Copy each line that contains the word "name".
** Start EXCERPTED DATA **
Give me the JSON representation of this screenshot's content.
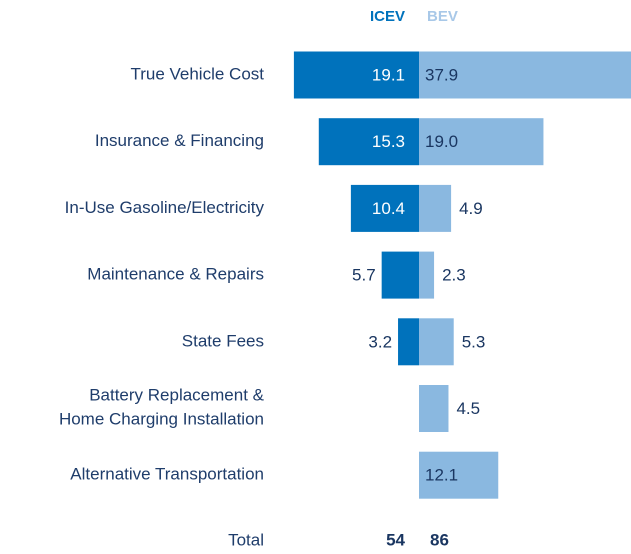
{
  "chart_data": {
    "type": "diverging-bar",
    "categories": [
      "True Vehicle Cost",
      "Insurance & Financing",
      "In-Use Gasoline/Electricity",
      "Maintenance & Repairs",
      "State Fees",
      "Battery Replacement &\nHome Charging Installation",
      "Alternative Transportation"
    ],
    "series": [
      {
        "name": "ICEV",
        "color": "#0072bc",
        "values": [
          19.1,
          15.3,
          10.4,
          5.7,
          3.2,
          null,
          null
        ],
        "value_labels": [
          "19.1",
          "15.3",
          "10.4",
          "5.7",
          "3.2",
          null,
          null
        ]
      },
      {
        "name": "BEV",
        "color": "#8ab8e0",
        "values": [
          37.9,
          19.0,
          4.9,
          2.3,
          5.3,
          4.5,
          12.1
        ],
        "value_labels": [
          "37.9",
          "19.0",
          "4.9",
          "2.3",
          "5.3",
          "4.5",
          "12.1"
        ]
      }
    ],
    "total_label": "Total",
    "totals": [
      54,
      86
    ]
  }
}
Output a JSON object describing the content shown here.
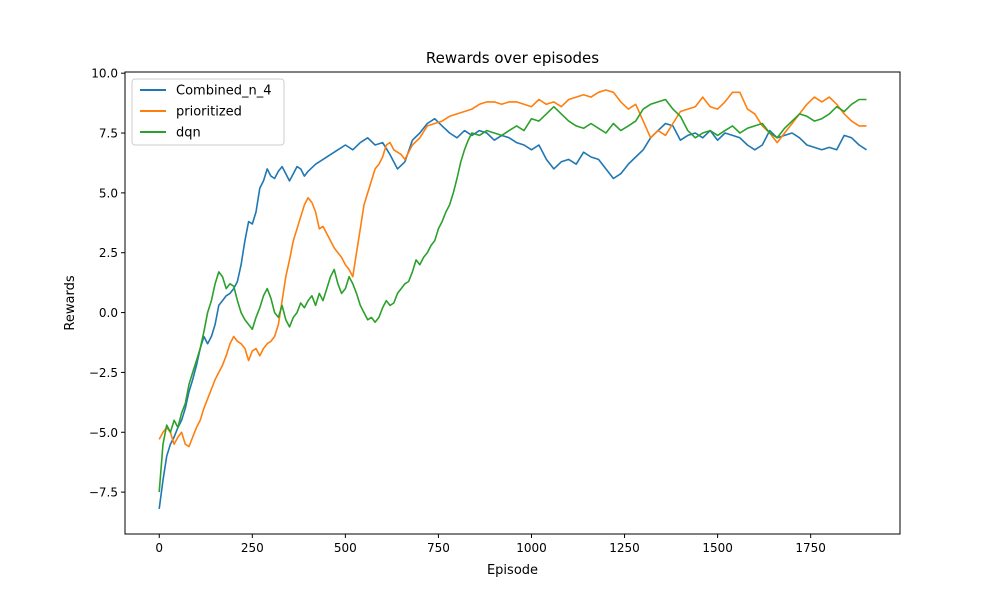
{
  "chart_data": {
    "type": "line",
    "title": "Rewards over episodes",
    "xlabel": "Episode",
    "ylabel": "Rewards",
    "xlim": [
      -92,
      1990
    ],
    "ylim": [
      -9.25,
      10.05
    ],
    "xticks": [
      0,
      250,
      500,
      750,
      1000,
      1250,
      1500,
      1750
    ],
    "xtick_labels": [
      "0",
      "250",
      "500",
      "750",
      "1000",
      "1250",
      "1500",
      "1750"
    ],
    "yticks": [
      -7.5,
      -5.0,
      -2.5,
      0.0,
      2.5,
      5.0,
      7.5,
      10.0
    ],
    "ytick_labels": [
      "−7.5",
      "−5.0",
      "−2.5",
      "0.0",
      "2.5",
      "5.0",
      "7.5",
      "10.0"
    ],
    "grid": false,
    "legend_position": "upper-left",
    "series": [
      {
        "name": "Combined_n_4",
        "color": "#1f77b4",
        "x": [
          0,
          10,
          20,
          30,
          40,
          50,
          60,
          70,
          80,
          90,
          100,
          110,
          120,
          130,
          140,
          150,
          160,
          170,
          180,
          190,
          200,
          210,
          220,
          230,
          240,
          250,
          260,
          270,
          280,
          290,
          300,
          310,
          320,
          330,
          340,
          350,
          360,
          370,
          380,
          390,
          400,
          420,
          440,
          460,
          480,
          500,
          520,
          540,
          560,
          580,
          600,
          620,
          640,
          660,
          680,
          700,
          720,
          740,
          760,
          780,
          800,
          820,
          840,
          860,
          880,
          900,
          920,
          940,
          960,
          980,
          1000,
          1020,
          1040,
          1060,
          1080,
          1100,
          1120,
          1140,
          1160,
          1180,
          1200,
          1220,
          1240,
          1260,
          1280,
          1300,
          1320,
          1340,
          1360,
          1380,
          1400,
          1420,
          1440,
          1460,
          1480,
          1500,
          1520,
          1540,
          1560,
          1580,
          1600,
          1620,
          1640,
          1660,
          1680,
          1700,
          1720,
          1740,
          1760,
          1780,
          1800,
          1820,
          1840,
          1860,
          1880,
          1900
        ],
        "values": [
          -8.2,
          -7.0,
          -6.0,
          -5.5,
          -5.2,
          -4.8,
          -4.5,
          -4.0,
          -3.3,
          -2.8,
          -2.2,
          -1.5,
          -1.0,
          -1.3,
          -1.0,
          -0.5,
          0.3,
          0.5,
          0.7,
          0.8,
          1.0,
          1.3,
          2.0,
          3.0,
          3.8,
          3.7,
          4.2,
          5.2,
          5.5,
          6.0,
          5.7,
          5.6,
          5.9,
          6.1,
          5.8,
          5.5,
          5.8,
          6.1,
          6.0,
          5.7,
          5.9,
          6.2,
          6.4,
          6.6,
          6.8,
          7.0,
          6.8,
          7.1,
          7.3,
          7.0,
          7.1,
          6.6,
          6.0,
          6.3,
          7.2,
          7.5,
          7.9,
          8.1,
          7.8,
          7.5,
          7.3,
          7.6,
          7.4,
          7.6,
          7.5,
          7.2,
          7.4,
          7.3,
          7.1,
          7.0,
          6.8,
          7.0,
          6.4,
          6.0,
          6.3,
          6.4,
          6.2,
          6.7,
          6.5,
          6.4,
          6.0,
          5.6,
          5.8,
          6.2,
          6.5,
          6.8,
          7.3,
          7.6,
          7.9,
          7.8,
          7.2,
          7.4,
          7.5,
          7.3,
          7.6,
          7.2,
          7.5,
          7.4,
          7.3,
          7.0,
          6.8,
          7.0,
          7.6,
          7.3,
          7.4,
          7.5,
          7.3,
          7.0,
          6.9,
          6.8,
          6.9,
          6.8,
          7.4,
          7.3,
          7.0,
          6.8
        ]
      },
      {
        "name": "prioritized",
        "color": "#ff7f0e",
        "x": [
          0,
          10,
          20,
          30,
          40,
          50,
          60,
          70,
          80,
          90,
          100,
          110,
          120,
          130,
          140,
          150,
          160,
          170,
          180,
          190,
          200,
          210,
          220,
          230,
          240,
          250,
          260,
          270,
          280,
          290,
          300,
          310,
          320,
          330,
          340,
          350,
          360,
          370,
          380,
          390,
          400,
          410,
          420,
          430,
          440,
          450,
          460,
          470,
          480,
          490,
          500,
          510,
          520,
          530,
          540,
          550,
          560,
          570,
          580,
          590,
          600,
          610,
          620,
          630,
          640,
          650,
          660,
          680,
          700,
          720,
          740,
          760,
          780,
          800,
          820,
          840,
          860,
          880,
          900,
          920,
          940,
          960,
          980,
          1000,
          1020,
          1040,
          1060,
          1080,
          1100,
          1120,
          1140,
          1160,
          1180,
          1200,
          1220,
          1240,
          1260,
          1280,
          1300,
          1320,
          1340,
          1360,
          1380,
          1400,
          1420,
          1440,
          1460,
          1480,
          1500,
          1520,
          1540,
          1560,
          1580,
          1600,
          1620,
          1640,
          1660,
          1680,
          1700,
          1720,
          1740,
          1760,
          1780,
          1800,
          1820,
          1840,
          1860,
          1880,
          1900
        ],
        "values": [
          -5.3,
          -5.0,
          -4.8,
          -5.0,
          -5.5,
          -5.2,
          -5.0,
          -5.5,
          -5.6,
          -5.2,
          -4.8,
          -4.5,
          -4.0,
          -3.6,
          -3.2,
          -2.8,
          -2.5,
          -2.2,
          -1.8,
          -1.3,
          -1.0,
          -1.2,
          -1.3,
          -1.5,
          -2.0,
          -1.6,
          -1.5,
          -1.8,
          -1.5,
          -1.3,
          -1.2,
          -1.0,
          -0.5,
          0.5,
          1.5,
          2.2,
          3.0,
          3.5,
          4.0,
          4.5,
          4.8,
          4.6,
          4.2,
          3.5,
          3.6,
          3.3,
          3.0,
          2.7,
          2.5,
          2.3,
          2.0,
          1.8,
          1.5,
          2.5,
          3.5,
          4.5,
          5.0,
          5.5,
          6.0,
          6.2,
          6.5,
          7.0,
          7.1,
          6.8,
          6.7,
          6.6,
          6.4,
          7.0,
          7.3,
          7.8,
          7.9,
          8.0,
          8.2,
          8.3,
          8.4,
          8.5,
          8.7,
          8.8,
          8.8,
          8.7,
          8.8,
          8.8,
          8.7,
          8.6,
          8.9,
          8.7,
          8.8,
          8.6,
          8.9,
          9.0,
          9.1,
          9.0,
          9.2,
          9.3,
          9.2,
          8.8,
          8.5,
          8.7,
          8.0,
          7.3,
          7.6,
          7.4,
          7.9,
          8.4,
          8.5,
          8.6,
          9.0,
          8.6,
          8.5,
          8.8,
          9.2,
          9.2,
          8.5,
          8.3,
          7.8,
          7.5,
          7.1,
          7.5,
          7.9,
          8.3,
          8.7,
          9.0,
          8.8,
          9.0,
          8.7,
          8.3,
          8.0,
          7.8,
          7.8
        ]
      },
      {
        "name": "dqn",
        "color": "#2ca02c",
        "x": [
          0,
          10,
          20,
          30,
          40,
          50,
          60,
          70,
          80,
          90,
          100,
          110,
          120,
          130,
          140,
          150,
          160,
          170,
          180,
          190,
          200,
          210,
          220,
          230,
          240,
          250,
          260,
          270,
          280,
          290,
          300,
          310,
          320,
          330,
          340,
          350,
          360,
          370,
          380,
          390,
          400,
          410,
          420,
          430,
          440,
          450,
          460,
          470,
          480,
          490,
          500,
          510,
          520,
          530,
          540,
          550,
          560,
          570,
          580,
          590,
          600,
          610,
          620,
          630,
          640,
          650,
          660,
          670,
          680,
          690,
          700,
          710,
          720,
          730,
          740,
          750,
          760,
          770,
          780,
          790,
          800,
          810,
          820,
          830,
          840,
          860,
          880,
          900,
          920,
          940,
          960,
          980,
          1000,
          1020,
          1040,
          1060,
          1080,
          1100,
          1120,
          1140,
          1160,
          1180,
          1200,
          1220,
          1240,
          1260,
          1280,
          1300,
          1320,
          1340,
          1360,
          1380,
          1400,
          1420,
          1440,
          1460,
          1480,
          1500,
          1520,
          1540,
          1560,
          1580,
          1600,
          1620,
          1640,
          1660,
          1680,
          1700,
          1720,
          1740,
          1760,
          1780,
          1800,
          1820,
          1840,
          1860,
          1880,
          1900
        ],
        "values": [
          -7.5,
          -5.5,
          -4.7,
          -5.0,
          -4.5,
          -4.8,
          -4.2,
          -3.8,
          -3.0,
          -2.5,
          -2.0,
          -1.5,
          -0.8,
          0.0,
          0.5,
          1.2,
          1.7,
          1.5,
          1.0,
          1.2,
          1.1,
          0.5,
          0.0,
          -0.3,
          -0.5,
          -0.7,
          -0.2,
          0.2,
          0.7,
          1.0,
          0.6,
          0.0,
          -0.2,
          0.3,
          -0.3,
          -0.6,
          -0.2,
          0.0,
          0.4,
          0.2,
          0.5,
          0.7,
          0.3,
          0.8,
          0.5,
          1.0,
          1.5,
          1.8,
          1.2,
          0.8,
          1.0,
          1.5,
          1.2,
          0.8,
          0.3,
          0.0,
          -0.3,
          -0.2,
          -0.4,
          -0.2,
          0.2,
          0.5,
          0.3,
          0.4,
          0.8,
          1.0,
          1.2,
          1.3,
          1.7,
          2.2,
          2.0,
          2.3,
          2.5,
          2.8,
          3.0,
          3.5,
          3.8,
          4.2,
          4.5,
          5.0,
          5.6,
          6.3,
          6.8,
          7.2,
          7.5,
          7.4,
          7.6,
          7.5,
          7.4,
          7.6,
          7.8,
          7.6,
          8.1,
          8.0,
          8.3,
          8.6,
          8.3,
          8.0,
          7.8,
          7.7,
          7.9,
          7.7,
          7.5,
          7.9,
          7.6,
          7.8,
          8.0,
          8.5,
          8.7,
          8.8,
          8.9,
          8.5,
          8.2,
          7.6,
          7.3,
          7.5,
          7.6,
          7.4,
          7.6,
          7.8,
          7.5,
          7.7,
          7.8,
          7.9,
          7.5,
          7.3,
          7.7,
          8.0,
          8.3,
          8.2,
          8.0,
          8.1,
          8.3,
          8.6,
          8.4,
          8.7,
          8.9,
          8.9
        ]
      }
    ]
  }
}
** End EXCERPTED DATA **
● RESULT OF THIS TASK:
        "name": "ICEV",
        "name": "BEV",
        "name": "Combined_n_4",
        "name": "prioritized",
        "name": "dqn",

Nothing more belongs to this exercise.